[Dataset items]
────────────────
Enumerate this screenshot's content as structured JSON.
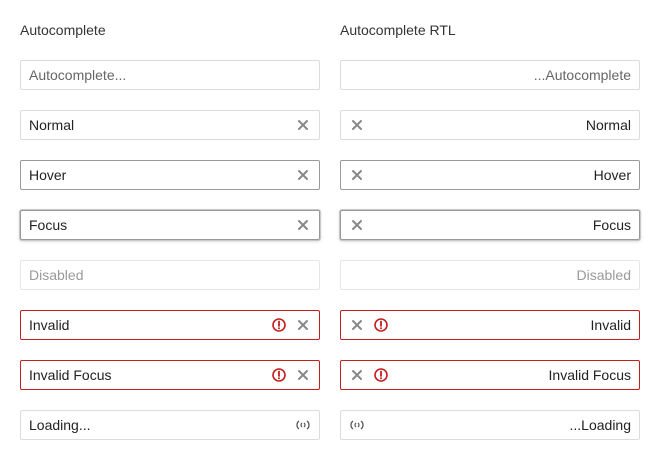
{
  "colors": {
    "invalid": "#c41e1e",
    "icon": "#888888"
  },
  "ltr": {
    "heading": "Autocomplete",
    "placeholder": "Autocomplete...",
    "normal": "Normal",
    "hover": "Hover",
    "focus": "Focus",
    "disabled": "Disabled",
    "invalid": "Invalid",
    "invalid_focus": "Invalid Focus",
    "loading": "Loading..."
  },
  "rtl": {
    "heading": "Autocomplete RTL",
    "placeholder": "...Autocomplete",
    "normal": "Normal",
    "hover": "Hover",
    "focus": "Focus",
    "disabled": "Disabled",
    "invalid": "Invalid",
    "invalid_focus": "Invalid Focus",
    "loading": "...Loading"
  },
  "icons": {
    "clear": "close-icon",
    "error": "error-icon",
    "loading": "loading-icon"
  }
}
────────────────
- **Exercise aim**
Every record must be copied exactly, with images dropped from the result.

- **Task output**
Enumerate this screenshot's content as structured JSON.
{
  "colors": {
    "invalid": "#c41e1e",
    "icon": "#888888"
  },
  "ltr": {
    "heading": "Autocomplete",
    "placeholder": "Autocomplete...",
    "normal": "Normal",
    "hover": "Hover",
    "focus": "Focus",
    "disabled": "Disabled",
    "invalid": "Invalid",
    "invalid_focus": "Invalid Focus",
    "loading": "Loading..."
  },
  "rtl": {
    "heading": "Autocomplete RTL",
    "placeholder": "...Autocomplete",
    "normal": "Normal",
    "hover": "Hover",
    "focus": "Focus",
    "disabled": "Disabled",
    "invalid": "Invalid",
    "invalid_focus": "Invalid Focus",
    "loading": "...Loading"
  },
  "icons": {
    "clear": "close-icon",
    "error": "error-icon",
    "loading": "loading-icon"
  }
}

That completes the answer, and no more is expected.